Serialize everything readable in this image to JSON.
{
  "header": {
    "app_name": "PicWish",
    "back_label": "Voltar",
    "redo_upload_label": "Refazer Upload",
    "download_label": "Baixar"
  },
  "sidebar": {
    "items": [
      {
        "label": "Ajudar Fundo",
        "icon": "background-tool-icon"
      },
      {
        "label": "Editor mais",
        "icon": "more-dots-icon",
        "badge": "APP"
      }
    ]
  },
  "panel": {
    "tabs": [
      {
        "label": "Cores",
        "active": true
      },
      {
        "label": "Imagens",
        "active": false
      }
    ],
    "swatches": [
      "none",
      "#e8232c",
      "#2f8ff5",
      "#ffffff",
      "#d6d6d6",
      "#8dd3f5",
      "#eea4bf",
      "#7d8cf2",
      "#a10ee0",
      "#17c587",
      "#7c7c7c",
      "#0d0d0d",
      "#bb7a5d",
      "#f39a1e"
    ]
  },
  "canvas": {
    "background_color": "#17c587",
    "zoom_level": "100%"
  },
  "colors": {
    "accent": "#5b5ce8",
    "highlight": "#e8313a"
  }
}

== Exercise goal ==
Scan the entries above. Copy each line that has the string "icon".

== Correct output ==
        "icon": "background-tool-icon"
        "icon": "more-dots-icon",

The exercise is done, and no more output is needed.